• EXERCISE PROMPT
Below are the records; pull every line that includes "rows".

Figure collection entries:
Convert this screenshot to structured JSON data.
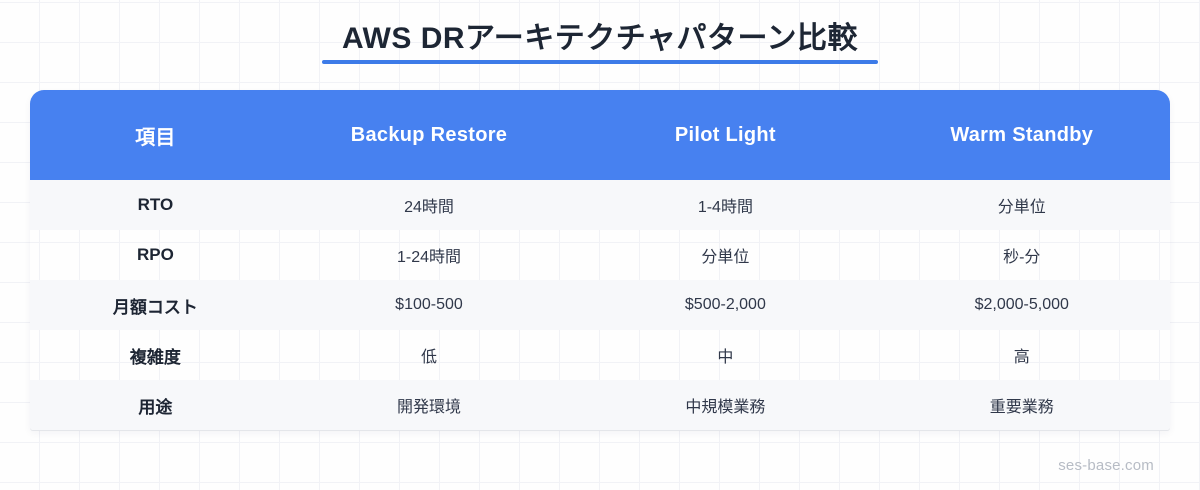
{
  "page": {
    "watermark": "ses-base.com"
  },
  "colors": {
    "header_bg": "#4781f0",
    "header_text": "#ffffff",
    "title_text": "#1d2634",
    "title_underline": "#3d7be8",
    "row_alt_bg": "#f7f8fa",
    "row_label_text": "#1d2533",
    "cell_text": "#30384a",
    "watermark_text": "#b7bcc5",
    "page_grid_line": "#f1f2f6"
  },
  "chart_data": {
    "type": "table",
    "title": "AWS DRアーキテクチャパターン比較",
    "columns": [
      "項目",
      "Backup Restore",
      "Pilot Light",
      "Warm Standby"
    ],
    "rows": [
      {
        "label": "RTO",
        "values": [
          "24時間",
          "1-4時間",
          "分単位"
        ]
      },
      {
        "label": "RPO",
        "values": [
          "1-24時間",
          "分単位",
          "秒-分"
        ]
      },
      {
        "label": "月額コスト",
        "values": [
          "$100-500",
          "$500-2,000",
          "$2,000-5,000"
        ]
      },
      {
        "label": "複雑度",
        "values": [
          "低",
          "中",
          "高"
        ]
      },
      {
        "label": "用途",
        "values": [
          "開発環境",
          "中規模業務",
          "重要業務"
        ]
      }
    ],
    "layout_hints": {
      "header_style": "solid blue bar, white text, rounded top corners",
      "zebra_striping": "odd data rows light gray, even rows transparent over page grid",
      "column_widths_pct": [
        22,
        26,
        26,
        26
      ]
    }
  }
}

• COMPLETE ANSWER
    "rows": [
      "zebra_striping": "odd data rows light gray, even rows transparent over page grid",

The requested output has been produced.